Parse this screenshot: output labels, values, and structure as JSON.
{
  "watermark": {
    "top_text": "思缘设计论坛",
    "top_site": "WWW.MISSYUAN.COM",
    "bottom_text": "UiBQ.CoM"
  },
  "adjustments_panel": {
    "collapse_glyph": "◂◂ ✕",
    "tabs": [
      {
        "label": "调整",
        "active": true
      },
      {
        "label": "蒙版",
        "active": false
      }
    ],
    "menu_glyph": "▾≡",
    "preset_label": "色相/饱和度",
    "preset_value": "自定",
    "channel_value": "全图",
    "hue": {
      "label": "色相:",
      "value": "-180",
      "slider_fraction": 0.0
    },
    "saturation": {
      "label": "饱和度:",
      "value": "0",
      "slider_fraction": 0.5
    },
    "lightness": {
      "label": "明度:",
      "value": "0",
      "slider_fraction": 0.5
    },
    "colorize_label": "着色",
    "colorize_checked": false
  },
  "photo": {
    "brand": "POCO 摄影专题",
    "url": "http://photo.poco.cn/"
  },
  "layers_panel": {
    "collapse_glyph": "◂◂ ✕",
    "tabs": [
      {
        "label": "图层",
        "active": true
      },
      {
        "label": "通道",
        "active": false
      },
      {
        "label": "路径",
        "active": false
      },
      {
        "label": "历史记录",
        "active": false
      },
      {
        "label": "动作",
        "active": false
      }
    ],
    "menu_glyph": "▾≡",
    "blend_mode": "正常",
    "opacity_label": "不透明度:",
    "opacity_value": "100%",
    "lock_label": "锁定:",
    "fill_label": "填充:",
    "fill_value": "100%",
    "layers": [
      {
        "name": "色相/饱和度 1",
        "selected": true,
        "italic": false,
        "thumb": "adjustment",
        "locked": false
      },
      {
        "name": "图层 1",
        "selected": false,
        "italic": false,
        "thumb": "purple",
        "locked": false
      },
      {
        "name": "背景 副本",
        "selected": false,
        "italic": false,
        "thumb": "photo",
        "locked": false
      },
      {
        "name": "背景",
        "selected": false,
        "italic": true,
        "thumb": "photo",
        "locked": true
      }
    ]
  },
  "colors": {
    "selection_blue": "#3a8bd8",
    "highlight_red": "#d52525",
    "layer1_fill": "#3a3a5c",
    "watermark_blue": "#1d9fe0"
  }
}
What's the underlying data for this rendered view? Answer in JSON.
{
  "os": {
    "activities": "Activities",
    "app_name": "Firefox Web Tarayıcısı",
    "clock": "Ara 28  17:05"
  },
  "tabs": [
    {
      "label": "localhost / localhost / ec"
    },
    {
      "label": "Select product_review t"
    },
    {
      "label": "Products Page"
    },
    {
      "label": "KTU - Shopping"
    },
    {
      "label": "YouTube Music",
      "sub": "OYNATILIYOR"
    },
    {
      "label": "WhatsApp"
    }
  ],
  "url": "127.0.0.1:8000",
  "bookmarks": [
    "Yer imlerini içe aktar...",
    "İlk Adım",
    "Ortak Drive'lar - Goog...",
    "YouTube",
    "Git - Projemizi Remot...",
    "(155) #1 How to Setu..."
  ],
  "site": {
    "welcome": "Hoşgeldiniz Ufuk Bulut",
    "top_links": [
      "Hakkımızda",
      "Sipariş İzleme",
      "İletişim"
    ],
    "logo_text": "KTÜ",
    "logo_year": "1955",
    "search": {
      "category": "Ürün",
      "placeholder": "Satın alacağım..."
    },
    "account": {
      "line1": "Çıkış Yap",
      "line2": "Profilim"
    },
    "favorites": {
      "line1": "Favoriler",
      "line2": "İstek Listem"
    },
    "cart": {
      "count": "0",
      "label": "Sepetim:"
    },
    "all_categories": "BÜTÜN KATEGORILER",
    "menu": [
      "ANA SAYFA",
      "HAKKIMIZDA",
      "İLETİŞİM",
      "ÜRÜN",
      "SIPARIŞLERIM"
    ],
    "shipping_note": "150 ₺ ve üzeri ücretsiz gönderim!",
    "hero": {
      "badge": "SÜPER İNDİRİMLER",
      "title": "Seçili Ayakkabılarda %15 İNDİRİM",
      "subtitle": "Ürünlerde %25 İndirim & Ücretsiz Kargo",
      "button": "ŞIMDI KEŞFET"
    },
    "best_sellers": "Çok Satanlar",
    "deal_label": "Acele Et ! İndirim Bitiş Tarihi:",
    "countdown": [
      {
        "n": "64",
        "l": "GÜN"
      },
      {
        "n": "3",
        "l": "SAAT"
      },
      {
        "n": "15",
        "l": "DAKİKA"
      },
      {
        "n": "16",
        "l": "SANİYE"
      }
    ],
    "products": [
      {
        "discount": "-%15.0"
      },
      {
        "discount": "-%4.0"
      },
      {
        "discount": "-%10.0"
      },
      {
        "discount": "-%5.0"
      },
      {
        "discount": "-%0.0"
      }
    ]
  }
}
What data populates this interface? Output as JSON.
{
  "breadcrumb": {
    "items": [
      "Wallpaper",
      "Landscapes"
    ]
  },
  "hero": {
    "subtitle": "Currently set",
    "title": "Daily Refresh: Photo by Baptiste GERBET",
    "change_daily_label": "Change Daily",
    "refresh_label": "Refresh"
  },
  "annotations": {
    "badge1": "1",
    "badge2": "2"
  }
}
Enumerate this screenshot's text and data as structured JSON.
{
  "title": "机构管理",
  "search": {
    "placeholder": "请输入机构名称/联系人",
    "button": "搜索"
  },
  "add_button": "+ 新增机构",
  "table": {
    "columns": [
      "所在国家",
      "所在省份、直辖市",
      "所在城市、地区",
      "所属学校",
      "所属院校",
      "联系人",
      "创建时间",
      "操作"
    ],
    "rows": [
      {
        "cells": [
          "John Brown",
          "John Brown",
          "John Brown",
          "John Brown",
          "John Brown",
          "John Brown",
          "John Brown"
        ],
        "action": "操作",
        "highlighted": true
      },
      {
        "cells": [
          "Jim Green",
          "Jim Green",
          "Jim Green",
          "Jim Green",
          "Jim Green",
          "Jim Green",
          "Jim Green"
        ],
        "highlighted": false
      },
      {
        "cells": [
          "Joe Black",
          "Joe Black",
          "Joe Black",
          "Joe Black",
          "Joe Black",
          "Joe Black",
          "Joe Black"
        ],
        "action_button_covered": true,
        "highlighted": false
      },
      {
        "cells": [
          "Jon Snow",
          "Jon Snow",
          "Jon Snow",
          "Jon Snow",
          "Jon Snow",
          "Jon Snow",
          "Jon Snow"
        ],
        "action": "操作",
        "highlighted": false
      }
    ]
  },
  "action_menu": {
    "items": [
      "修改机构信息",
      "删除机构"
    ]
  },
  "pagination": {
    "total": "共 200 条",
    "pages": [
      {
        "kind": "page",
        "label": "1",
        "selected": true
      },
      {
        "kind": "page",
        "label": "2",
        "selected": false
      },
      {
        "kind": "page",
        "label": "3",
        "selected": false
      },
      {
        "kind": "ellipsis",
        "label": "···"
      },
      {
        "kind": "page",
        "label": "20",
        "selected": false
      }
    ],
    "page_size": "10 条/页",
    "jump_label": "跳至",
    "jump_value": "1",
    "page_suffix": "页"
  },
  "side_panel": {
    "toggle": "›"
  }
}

_WHAT IS ASKED_:
Extract all lines that hold the word "JSON".

_OUTPUT FOR THIS EXERCISE_:
Parse this screenshot: output labels, values, and structure as JSON.
What's the underlying data for this rendered view? Answer in JSON.
What data populates this interface? Output as JSON.
Enumerate this screenshot's text and data as structured JSON.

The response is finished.